* Exercise brief
Reproduce all the lines exactly as they stand, apart from the pictures.

----

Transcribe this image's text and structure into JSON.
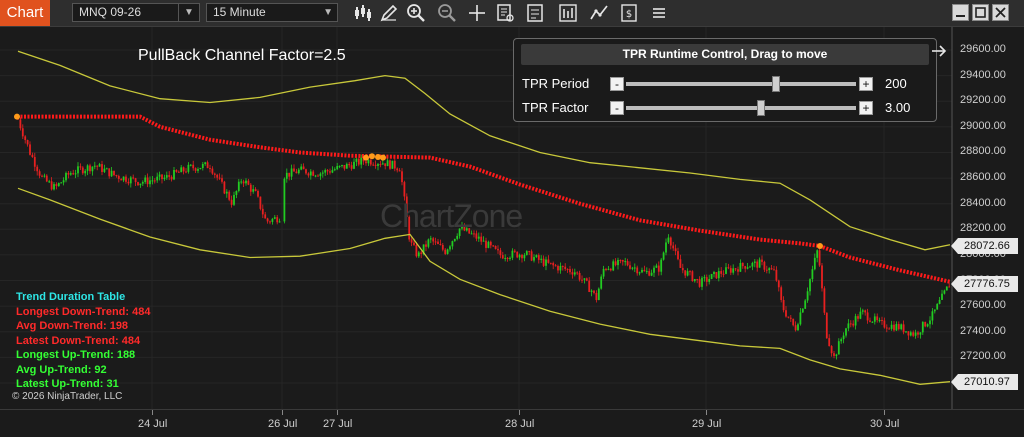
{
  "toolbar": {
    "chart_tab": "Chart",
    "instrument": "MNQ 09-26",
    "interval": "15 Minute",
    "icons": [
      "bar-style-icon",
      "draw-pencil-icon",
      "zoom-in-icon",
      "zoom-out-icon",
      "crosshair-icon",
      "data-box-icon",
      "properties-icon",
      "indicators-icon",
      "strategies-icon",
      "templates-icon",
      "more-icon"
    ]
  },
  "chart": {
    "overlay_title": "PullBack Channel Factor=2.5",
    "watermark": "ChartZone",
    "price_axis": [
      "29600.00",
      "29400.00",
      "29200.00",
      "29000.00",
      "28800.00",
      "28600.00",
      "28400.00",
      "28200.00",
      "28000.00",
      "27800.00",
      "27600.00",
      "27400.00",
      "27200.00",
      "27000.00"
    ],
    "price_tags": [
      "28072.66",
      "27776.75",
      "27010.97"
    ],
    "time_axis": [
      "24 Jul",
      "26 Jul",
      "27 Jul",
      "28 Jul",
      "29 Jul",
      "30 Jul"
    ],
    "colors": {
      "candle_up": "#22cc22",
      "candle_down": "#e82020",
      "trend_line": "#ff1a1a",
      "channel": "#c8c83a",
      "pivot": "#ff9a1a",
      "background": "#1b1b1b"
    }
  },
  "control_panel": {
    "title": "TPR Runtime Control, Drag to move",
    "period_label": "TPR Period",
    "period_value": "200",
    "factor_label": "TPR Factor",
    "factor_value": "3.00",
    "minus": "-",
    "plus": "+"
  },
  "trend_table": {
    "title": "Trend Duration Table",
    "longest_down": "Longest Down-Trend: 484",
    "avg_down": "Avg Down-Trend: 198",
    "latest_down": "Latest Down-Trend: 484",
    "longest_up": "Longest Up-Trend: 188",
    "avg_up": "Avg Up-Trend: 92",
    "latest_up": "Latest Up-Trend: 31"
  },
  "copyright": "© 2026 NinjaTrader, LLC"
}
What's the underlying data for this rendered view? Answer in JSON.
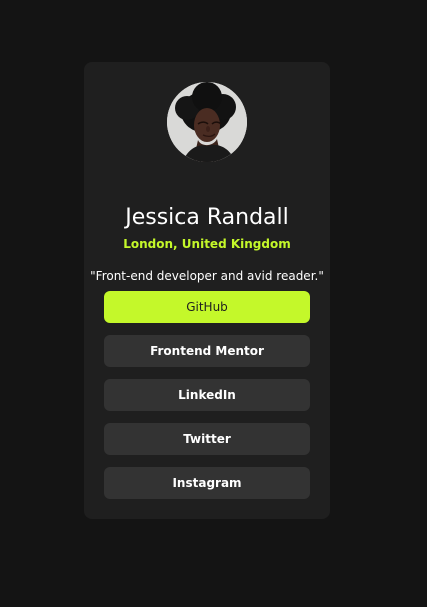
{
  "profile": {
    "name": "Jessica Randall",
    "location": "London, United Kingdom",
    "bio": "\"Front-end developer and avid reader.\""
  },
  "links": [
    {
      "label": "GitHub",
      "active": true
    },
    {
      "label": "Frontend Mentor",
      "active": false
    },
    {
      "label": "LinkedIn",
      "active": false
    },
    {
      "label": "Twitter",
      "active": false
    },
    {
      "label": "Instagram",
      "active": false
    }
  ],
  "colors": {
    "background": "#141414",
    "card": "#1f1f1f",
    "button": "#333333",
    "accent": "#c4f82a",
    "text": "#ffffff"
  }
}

----

* Answer to this problem
Transcribe this image's text and structure into JSON.
{
  "toolbar": {
    "chart_tab": "Chart",
    "instrument": "MNQ 09-26",
    "interval": "15 Minute",
    "icons": [
      "bar-style-icon",
      "draw-pencil-icon",
      "zoom-in-icon",
      "zoom-out-icon",
      "crosshair-icon",
      "data-box-icon",
      "properties-icon",
      "indicators-icon",
      "strategies-icon",
      "templates-icon",
      "more-icon"
    ]
  },
  "chart": {
    "overlay_title": "PullBack Channel Factor=2.5",
    "watermark": "ChartZone",
    "price_axis": [
      "29600.00",
      "29400.00",
      "29200.00",
      "29000.00",
      "28800.00",
      "28600.00",
      "28400.00",
      "28200.00",
      "28000.00",
      "27800.00",
      "27600.00",
      "27400.00",
      "27200.00",
      "27000.00"
    ],
    "price_tags": [
      "28072.66",
      "27776.75",
      "27010.97"
    ],
    "time_axis": [
      "24 Jul",
      "26 Jul",
      "27 Jul",
      "28 Jul",
      "29 Jul",
      "30 Jul"
    ],
    "colors": {
      "candle_up": "#22cc22",
      "candle_down": "#e82020",
      "trend_line": "#ff1a1a",
      "channel": "#c8c83a",
      "pivot": "#ff9a1a",
      "background": "#1b1b1b"
    }
  },
  "control_panel": {
    "title": "TPR Runtime Control, Drag to move",
    "period_label": "TPR Period",
    "period_value": "200",
    "factor_label": "TPR Factor",
    "factor_value": "3.00",
    "minus": "-",
    "plus": "+"
  },
  "trend_table": {
    "title": "Trend Duration Table",
    "longest_down": "Longest Down-Trend: 484",
    "avg_down": "Avg Down-Trend: 198",
    "latest_down": "Latest Down-Trend: 484",
    "longest_up": "Longest Up-Trend: 188",
    "avg_up": "Avg Up-Trend: 92",
    "latest_up": "Latest Up-Trend: 31"
  },
  "copyright": "© 2026 NinjaTrader, LLC"
}
What's the underlying data for this rendered view? Answer in JSON.
{
  "profile": {
    "name": "Jessica Randall",
    "location": "London, United Kingdom",
    "bio": "\"Front-end developer and avid reader.\""
  },
  "links": [
    {
      "label": "GitHub",
      "active": true
    },
    {
      "label": "Frontend Mentor",
      "active": false
    },
    {
      "label": "LinkedIn",
      "active": false
    },
    {
      "label": "Twitter",
      "active": false
    },
    {
      "label": "Instagram",
      "active": false
    }
  ],
  "colors": {
    "background": "#141414",
    "card": "#1f1f1f",
    "button": "#333333",
    "accent": "#c4f82a",
    "text": "#ffffff"
  }
}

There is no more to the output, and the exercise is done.